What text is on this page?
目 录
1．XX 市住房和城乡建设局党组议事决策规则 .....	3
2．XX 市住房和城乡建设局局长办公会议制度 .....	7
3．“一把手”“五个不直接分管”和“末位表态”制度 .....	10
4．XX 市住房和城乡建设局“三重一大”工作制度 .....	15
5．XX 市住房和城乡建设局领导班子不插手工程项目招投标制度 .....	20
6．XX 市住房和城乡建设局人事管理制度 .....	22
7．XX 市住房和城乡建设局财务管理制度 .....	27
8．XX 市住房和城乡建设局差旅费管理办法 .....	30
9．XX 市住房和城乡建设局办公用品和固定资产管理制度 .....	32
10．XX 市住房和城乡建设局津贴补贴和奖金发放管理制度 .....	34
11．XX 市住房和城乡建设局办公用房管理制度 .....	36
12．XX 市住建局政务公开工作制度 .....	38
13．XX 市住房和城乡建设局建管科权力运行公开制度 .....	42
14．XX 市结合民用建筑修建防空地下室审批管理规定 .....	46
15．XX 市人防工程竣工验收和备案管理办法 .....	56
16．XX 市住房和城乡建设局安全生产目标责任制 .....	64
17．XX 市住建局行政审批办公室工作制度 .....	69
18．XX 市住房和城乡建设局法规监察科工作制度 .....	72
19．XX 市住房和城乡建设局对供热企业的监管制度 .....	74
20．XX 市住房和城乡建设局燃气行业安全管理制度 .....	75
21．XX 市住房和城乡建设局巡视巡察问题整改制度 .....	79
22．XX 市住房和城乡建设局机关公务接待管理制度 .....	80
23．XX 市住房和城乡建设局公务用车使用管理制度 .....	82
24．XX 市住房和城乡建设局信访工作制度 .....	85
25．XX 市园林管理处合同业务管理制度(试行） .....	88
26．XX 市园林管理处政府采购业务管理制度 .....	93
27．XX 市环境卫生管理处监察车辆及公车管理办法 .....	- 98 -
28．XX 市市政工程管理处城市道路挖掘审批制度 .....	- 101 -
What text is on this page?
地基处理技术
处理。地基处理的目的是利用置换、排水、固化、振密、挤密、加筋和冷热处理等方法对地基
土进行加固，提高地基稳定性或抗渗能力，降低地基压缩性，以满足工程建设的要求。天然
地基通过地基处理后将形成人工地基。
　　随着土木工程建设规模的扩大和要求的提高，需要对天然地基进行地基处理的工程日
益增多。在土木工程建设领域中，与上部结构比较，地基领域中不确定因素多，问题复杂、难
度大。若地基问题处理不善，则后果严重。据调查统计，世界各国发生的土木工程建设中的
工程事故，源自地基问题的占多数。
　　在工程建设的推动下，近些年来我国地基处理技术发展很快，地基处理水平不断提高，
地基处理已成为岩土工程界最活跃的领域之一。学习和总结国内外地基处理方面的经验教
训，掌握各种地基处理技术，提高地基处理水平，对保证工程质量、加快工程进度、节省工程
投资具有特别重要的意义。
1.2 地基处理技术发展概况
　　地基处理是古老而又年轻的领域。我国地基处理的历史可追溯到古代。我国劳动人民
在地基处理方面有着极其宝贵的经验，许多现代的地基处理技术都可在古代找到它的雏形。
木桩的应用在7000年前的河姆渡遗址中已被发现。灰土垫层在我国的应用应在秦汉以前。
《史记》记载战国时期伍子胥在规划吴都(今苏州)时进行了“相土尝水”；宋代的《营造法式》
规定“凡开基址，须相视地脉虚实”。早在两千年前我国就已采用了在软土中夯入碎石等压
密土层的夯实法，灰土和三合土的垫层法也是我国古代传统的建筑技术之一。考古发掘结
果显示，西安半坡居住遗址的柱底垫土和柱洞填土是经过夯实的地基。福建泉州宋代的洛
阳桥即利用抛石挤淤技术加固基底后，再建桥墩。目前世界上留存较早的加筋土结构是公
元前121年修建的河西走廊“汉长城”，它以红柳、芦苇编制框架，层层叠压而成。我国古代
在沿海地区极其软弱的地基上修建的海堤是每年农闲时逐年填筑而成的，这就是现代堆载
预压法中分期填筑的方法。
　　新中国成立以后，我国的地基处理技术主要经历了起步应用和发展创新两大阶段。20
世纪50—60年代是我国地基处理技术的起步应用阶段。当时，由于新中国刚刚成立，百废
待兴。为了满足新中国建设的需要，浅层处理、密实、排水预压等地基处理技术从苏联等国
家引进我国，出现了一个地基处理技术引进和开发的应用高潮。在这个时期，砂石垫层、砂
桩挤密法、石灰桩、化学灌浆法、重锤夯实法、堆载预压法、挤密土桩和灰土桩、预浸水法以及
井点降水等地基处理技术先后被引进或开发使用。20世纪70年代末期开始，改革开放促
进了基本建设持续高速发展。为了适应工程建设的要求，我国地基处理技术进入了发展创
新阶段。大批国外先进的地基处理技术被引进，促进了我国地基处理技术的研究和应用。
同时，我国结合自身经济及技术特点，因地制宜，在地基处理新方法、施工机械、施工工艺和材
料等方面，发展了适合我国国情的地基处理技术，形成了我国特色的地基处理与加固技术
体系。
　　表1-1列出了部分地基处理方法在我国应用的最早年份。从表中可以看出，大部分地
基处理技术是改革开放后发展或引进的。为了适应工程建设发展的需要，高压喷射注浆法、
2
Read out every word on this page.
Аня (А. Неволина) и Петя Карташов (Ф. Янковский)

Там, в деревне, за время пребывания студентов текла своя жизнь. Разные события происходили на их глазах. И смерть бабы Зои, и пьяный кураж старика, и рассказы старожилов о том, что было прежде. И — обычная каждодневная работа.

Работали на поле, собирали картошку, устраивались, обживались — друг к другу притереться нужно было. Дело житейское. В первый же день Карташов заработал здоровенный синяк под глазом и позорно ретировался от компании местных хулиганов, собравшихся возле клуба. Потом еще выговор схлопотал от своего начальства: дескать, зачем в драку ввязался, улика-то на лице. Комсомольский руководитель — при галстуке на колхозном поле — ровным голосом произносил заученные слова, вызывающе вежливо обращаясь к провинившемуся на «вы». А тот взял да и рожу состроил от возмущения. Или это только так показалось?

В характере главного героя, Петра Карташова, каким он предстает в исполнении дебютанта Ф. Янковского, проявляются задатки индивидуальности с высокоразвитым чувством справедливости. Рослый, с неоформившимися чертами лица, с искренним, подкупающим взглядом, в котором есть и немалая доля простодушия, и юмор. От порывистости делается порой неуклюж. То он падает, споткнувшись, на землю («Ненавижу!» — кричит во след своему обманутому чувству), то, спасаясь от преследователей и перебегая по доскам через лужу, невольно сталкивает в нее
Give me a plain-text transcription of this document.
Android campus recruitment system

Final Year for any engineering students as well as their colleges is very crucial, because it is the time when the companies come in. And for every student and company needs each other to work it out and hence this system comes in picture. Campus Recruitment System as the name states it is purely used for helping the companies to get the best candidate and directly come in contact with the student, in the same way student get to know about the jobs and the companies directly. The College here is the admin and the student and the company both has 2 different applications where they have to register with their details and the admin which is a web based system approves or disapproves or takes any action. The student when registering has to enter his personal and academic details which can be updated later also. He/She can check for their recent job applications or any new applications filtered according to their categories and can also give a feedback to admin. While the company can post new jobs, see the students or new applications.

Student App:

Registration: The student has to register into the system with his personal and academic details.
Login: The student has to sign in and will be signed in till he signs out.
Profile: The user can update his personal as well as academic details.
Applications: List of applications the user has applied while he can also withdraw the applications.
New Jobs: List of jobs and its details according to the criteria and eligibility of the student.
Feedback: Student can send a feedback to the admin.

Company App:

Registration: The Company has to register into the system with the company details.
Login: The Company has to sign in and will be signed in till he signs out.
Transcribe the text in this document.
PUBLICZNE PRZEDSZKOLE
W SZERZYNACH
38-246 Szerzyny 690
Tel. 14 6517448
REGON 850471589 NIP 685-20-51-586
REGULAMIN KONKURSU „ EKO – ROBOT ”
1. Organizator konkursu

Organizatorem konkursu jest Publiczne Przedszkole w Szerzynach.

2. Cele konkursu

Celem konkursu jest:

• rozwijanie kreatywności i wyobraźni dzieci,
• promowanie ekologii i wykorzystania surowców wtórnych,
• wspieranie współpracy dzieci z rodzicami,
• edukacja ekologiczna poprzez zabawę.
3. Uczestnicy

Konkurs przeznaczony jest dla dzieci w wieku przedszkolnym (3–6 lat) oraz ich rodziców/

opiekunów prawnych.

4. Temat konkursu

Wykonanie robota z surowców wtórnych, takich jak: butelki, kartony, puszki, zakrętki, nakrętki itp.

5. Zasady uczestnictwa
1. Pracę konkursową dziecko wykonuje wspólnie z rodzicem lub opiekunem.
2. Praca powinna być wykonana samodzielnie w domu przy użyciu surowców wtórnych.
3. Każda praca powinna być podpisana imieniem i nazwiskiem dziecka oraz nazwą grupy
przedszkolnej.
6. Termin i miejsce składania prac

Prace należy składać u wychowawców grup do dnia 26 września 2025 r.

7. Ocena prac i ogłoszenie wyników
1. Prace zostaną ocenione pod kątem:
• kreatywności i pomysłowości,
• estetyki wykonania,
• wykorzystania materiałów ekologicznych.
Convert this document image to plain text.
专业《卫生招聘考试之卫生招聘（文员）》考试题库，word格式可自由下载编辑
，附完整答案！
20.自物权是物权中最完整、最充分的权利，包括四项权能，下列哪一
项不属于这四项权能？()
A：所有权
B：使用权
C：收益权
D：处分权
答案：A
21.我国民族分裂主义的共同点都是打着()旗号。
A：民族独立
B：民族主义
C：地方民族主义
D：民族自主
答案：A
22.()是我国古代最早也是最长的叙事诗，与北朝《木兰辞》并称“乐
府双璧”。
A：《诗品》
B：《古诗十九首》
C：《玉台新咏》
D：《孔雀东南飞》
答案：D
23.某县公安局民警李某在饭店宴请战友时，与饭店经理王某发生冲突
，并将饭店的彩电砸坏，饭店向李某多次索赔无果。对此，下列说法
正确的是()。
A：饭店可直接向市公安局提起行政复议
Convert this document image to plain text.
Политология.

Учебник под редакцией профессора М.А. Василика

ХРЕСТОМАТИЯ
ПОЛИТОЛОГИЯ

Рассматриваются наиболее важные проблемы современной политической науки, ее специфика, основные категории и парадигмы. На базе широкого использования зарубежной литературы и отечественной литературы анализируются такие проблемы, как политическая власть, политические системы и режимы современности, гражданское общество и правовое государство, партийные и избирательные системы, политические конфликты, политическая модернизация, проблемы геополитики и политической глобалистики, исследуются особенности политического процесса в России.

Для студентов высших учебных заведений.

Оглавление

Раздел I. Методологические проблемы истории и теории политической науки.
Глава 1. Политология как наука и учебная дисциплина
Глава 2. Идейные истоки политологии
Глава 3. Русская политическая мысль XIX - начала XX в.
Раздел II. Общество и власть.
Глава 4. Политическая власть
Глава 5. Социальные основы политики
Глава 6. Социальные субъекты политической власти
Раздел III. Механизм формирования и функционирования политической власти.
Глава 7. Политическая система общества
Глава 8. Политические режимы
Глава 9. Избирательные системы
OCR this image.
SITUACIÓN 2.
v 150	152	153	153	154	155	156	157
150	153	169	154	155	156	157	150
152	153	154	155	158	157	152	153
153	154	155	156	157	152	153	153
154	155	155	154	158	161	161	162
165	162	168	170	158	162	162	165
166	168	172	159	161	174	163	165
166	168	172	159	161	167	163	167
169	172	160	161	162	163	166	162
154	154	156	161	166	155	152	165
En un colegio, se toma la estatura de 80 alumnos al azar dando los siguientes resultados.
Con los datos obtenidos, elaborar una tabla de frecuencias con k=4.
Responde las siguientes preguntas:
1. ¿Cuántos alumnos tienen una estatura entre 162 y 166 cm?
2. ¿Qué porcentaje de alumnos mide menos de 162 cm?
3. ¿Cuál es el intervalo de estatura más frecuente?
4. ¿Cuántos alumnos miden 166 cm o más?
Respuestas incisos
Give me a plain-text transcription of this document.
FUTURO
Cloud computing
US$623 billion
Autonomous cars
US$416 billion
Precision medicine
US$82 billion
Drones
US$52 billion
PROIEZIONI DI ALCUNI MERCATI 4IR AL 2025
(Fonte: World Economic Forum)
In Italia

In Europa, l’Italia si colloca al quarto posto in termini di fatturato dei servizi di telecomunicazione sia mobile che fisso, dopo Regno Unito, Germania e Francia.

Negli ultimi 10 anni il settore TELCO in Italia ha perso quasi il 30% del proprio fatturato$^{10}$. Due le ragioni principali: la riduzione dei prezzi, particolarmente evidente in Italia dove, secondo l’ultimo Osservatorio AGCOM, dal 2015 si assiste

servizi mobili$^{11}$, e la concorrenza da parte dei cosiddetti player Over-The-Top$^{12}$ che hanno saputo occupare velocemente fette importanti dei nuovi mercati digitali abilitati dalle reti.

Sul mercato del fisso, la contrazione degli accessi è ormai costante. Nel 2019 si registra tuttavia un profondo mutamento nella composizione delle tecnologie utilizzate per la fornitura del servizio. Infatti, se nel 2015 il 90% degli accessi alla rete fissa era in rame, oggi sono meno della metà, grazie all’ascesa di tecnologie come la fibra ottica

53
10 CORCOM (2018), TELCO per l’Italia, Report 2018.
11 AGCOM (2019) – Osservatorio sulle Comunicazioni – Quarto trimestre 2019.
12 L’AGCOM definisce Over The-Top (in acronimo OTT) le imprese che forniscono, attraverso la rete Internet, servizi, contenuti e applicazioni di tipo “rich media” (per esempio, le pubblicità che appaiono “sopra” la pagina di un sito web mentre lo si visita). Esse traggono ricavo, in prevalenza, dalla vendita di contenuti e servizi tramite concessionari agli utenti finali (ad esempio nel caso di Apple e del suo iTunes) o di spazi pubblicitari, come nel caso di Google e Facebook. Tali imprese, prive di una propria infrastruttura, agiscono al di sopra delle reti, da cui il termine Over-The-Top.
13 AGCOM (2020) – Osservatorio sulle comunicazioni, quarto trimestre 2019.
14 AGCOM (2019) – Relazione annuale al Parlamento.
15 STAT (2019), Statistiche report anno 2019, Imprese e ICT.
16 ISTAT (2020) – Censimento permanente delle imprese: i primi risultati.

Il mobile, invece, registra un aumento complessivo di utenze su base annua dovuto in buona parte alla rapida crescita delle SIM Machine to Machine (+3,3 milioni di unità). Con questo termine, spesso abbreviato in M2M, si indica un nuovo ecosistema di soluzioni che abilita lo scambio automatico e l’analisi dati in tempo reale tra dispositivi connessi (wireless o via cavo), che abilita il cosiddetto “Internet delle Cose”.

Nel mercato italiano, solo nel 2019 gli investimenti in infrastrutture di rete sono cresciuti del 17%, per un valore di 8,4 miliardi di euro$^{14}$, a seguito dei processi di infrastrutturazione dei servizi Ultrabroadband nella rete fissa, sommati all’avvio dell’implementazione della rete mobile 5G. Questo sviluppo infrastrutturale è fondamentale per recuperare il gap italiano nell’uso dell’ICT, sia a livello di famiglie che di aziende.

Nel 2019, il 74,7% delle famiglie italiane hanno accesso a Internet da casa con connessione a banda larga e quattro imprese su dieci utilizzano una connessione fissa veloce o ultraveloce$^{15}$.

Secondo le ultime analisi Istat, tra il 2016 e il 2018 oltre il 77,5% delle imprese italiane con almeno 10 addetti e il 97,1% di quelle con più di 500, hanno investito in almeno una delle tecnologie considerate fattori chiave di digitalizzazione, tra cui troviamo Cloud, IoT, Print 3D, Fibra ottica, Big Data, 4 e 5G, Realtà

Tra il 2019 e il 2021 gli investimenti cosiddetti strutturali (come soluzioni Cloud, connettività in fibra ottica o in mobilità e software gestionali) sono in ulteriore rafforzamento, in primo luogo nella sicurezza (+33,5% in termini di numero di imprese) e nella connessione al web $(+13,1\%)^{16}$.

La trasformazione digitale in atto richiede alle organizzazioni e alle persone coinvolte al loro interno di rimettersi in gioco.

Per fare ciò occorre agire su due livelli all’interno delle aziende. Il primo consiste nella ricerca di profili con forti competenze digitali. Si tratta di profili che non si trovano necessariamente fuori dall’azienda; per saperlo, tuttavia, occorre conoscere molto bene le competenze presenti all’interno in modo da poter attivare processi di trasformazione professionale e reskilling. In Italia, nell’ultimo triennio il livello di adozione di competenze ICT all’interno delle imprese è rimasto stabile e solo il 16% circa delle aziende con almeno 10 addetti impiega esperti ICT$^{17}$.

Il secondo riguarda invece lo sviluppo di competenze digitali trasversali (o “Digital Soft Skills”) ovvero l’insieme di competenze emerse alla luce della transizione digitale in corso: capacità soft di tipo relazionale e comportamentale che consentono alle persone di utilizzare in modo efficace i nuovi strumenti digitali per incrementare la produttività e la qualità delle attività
★ ★ ★ ★ ★
Your objective:
Provide solely the number of lines in the data that include the word "студентов".

The completed task:
2